━━ Okuma metni ━━

Paris turist yorgunu bir şehir. Paris’ten bir günlüğüne turistleri çekip alın. Göreceksiniz Parisliler rahat bir nefes alacak. Dinlenecek kendilerine gelecekler. Yüzleri gülecek. Birbirlerine ve bize daha iyi davranacaklar. Sinirli sinirli konuşmayacaklar. Turistlere iyi davranmanın bir yolunu bulacaklar. Sokaklar boşalacak trafik rahatlayacak, dükkanların önündeki kuyruklar azalacak. Buna ihtiyaç var ciddi ciddi.
Restoranlarda garsonlar kendileriyle İngilizce konuşan turistlere kafalarını diğer yana çevirerek yanıt veriyor. İngilizce anlasalar bile Fransızca konuşmaya devam ediyorlar. Bir şey anlamadığınızda asabi hareketler yaparak İngilizce bilen meslektaşlarına “sen bak şu masaya” diyerek kaş göz ediyorlar. Siz istediğiniz kadar “merci” “bonjour” falan diyerek şirin görünmeye çalışın. Hiç para etmiyor bu hareketler.

━━━
━━ Sağlanan bilgiler ━━

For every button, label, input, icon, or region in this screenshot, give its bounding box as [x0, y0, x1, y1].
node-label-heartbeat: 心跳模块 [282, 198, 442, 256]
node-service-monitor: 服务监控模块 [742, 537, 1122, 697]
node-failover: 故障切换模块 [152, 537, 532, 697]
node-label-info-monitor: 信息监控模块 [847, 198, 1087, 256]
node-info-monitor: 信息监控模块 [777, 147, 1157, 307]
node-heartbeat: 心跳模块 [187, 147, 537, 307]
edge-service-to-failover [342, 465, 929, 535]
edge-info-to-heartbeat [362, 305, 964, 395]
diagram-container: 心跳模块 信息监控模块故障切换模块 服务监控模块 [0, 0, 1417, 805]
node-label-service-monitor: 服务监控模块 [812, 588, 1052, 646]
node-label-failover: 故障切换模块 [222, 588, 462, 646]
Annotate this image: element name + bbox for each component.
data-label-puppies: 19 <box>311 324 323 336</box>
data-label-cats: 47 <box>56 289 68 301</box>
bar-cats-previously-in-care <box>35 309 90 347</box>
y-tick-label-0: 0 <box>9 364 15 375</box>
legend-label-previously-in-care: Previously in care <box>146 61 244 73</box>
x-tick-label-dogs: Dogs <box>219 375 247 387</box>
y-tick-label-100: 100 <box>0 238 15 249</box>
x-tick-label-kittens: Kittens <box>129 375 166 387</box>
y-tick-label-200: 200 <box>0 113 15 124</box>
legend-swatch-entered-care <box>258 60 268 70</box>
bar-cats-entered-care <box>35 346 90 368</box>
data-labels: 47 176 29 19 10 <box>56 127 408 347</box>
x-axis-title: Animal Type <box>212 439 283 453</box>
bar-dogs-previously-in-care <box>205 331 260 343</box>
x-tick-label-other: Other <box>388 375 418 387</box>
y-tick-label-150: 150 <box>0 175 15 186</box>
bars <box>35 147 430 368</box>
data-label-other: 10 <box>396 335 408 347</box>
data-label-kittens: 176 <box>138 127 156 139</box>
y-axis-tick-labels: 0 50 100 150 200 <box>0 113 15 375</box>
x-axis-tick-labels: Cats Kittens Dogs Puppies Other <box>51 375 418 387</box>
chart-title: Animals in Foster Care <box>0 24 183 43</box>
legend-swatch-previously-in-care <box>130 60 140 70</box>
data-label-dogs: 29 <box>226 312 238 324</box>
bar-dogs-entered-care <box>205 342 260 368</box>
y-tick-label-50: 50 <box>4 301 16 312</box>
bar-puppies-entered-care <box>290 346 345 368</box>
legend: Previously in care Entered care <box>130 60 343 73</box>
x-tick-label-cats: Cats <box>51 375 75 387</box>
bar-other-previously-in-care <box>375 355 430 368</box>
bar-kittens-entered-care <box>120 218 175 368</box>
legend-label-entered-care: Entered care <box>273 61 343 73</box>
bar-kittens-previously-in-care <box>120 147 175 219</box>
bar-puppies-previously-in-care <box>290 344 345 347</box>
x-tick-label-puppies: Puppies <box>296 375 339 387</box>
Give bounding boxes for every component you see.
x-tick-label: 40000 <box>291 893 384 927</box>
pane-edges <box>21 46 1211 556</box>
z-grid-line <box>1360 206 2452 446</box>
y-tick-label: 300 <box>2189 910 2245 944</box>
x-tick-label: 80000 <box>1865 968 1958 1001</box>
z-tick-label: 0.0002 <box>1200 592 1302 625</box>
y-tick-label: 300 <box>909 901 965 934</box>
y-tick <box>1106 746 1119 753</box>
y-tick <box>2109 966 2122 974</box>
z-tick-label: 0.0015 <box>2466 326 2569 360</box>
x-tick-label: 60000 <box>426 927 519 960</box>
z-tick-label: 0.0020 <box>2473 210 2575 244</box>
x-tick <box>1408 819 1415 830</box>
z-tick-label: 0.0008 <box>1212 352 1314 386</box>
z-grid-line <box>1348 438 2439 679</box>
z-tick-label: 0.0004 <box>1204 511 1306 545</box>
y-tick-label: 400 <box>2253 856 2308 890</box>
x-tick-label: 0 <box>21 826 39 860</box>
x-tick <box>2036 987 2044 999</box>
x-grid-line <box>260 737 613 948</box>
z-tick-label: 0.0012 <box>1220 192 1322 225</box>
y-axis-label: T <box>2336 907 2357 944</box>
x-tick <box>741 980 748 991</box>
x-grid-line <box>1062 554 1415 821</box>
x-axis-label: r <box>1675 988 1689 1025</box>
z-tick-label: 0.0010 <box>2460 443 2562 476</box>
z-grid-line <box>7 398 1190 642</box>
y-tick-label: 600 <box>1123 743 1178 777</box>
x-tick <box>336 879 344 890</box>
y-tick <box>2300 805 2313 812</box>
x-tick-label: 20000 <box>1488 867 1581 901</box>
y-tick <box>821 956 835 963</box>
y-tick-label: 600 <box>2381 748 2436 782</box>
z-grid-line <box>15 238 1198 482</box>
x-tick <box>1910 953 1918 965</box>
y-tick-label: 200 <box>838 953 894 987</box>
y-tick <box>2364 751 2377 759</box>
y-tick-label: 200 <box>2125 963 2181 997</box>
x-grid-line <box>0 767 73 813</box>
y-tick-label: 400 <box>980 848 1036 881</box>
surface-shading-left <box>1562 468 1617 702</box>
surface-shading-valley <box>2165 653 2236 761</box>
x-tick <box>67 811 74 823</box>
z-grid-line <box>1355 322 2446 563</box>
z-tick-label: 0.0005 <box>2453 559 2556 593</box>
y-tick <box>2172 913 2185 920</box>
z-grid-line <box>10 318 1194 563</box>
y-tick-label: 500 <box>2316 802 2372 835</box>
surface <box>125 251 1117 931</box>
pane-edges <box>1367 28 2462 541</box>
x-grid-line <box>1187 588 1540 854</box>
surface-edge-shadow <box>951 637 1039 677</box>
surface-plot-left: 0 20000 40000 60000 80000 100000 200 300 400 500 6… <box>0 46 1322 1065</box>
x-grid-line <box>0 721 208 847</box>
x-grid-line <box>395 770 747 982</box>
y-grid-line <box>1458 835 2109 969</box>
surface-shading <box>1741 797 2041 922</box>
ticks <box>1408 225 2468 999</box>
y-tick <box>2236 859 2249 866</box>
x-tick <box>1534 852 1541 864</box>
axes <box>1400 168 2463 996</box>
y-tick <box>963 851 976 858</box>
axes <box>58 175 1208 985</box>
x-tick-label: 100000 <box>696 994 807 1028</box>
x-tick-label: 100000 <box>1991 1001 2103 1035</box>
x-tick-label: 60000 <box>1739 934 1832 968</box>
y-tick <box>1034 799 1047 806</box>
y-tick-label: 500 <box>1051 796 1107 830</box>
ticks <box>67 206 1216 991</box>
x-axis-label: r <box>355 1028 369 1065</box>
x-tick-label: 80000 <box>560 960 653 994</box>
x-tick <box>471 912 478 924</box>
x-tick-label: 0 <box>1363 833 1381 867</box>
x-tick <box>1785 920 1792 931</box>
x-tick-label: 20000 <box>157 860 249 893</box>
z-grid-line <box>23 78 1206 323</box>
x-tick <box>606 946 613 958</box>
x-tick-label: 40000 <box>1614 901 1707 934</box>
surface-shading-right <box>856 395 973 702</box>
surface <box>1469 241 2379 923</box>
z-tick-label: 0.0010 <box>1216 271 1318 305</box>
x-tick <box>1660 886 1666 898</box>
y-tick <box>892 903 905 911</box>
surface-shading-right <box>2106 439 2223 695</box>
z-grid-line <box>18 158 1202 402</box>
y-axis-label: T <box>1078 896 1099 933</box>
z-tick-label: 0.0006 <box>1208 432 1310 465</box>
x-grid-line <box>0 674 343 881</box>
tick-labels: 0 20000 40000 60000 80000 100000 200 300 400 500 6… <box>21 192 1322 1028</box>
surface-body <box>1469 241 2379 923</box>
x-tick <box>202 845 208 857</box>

━━━

**Verilen yönerge 1**
Paris'teki turistleri anlatan metinde "Paris turist yorgunu" ile "var ciddi ciddi." arasındaki bölümü, bu iki ifade de dahil, olduğu gibi kopyalayın.
**Verilen yönerge 2**
Paris'teki turistleri anlatan metni son cümlesinin ardından devam ettirin.

**Alıştırma sonucu 1**
Paris turist yorgunu bir şehir. Paris’ten bir günlüğüne turistleri çekip alın. Göreceksiniz Parisliler rahat bir nefes alacak. Dinlenecek kendilerine gelecekler. Yüzleri gülecek. Birbirlerine ve bize daha iyi davranacaklar. Sinirli sinirli konuşmayacaklar. Turistlere iyi davranmanın bir yolunu bulacaklar. Sokaklar boşalacak trafik rahatlayacak, dükkanların önündeki kuyruklar azalacak. Buna ihtiyaç var ciddi ciddi.

**Alıştırma sonucu 2**
Diyorum ya yorgunlar bıkkınlar. Her yıl Paris’e 30 milyon turist geliyor. Paris’in nüfusu hepi topu 2 milyon. Kaldırmıyor bu kadar insanı şehir. Mesela Le Deux Magots ya da Café de Flore gibi kafelerin önünde kuyruklar oluşuyor. Saint Germain Bulvarının üzerinde birbiriyle neredeyse bitişik bu iki kafeden Sartre’lar, Picasso’lar, Andre Gides’ler, Louis Aragon’lar, Ernest Hemingway’ler geçmiş. Şimdi siz gidip turist turist oturuyorsunuz tam önünüzde otobüsler duruyor içinden inen gruplar onar onar içeri dalıyor. Adamlar da haklı yani sinir olmakta… Şu an emin olun kimse gitmiyor bu kafelere turistlerden başka. Bırakın edebiyatın ünlü isimlerini, içeride Fransız kedi bile bulamazsınız.
Peki Parisliler nerede? Sokak aralarında turist turist yürürken kızımın çamurlara bulanıp enerjisini atacağı bir park buldum. Enerji atılınca sokak arasında bir mahalle kafesine oturduk. Adı Judy. Karşısındaki bakkaldan baget aldım. Bir de kahve söyledim. Kızıma da yumurta geldi. Kahvaltı ettik. Herkes güleryüzlü. Böyle yerler de var ama öyle turistik haritalarda olmayan yerler bunlar.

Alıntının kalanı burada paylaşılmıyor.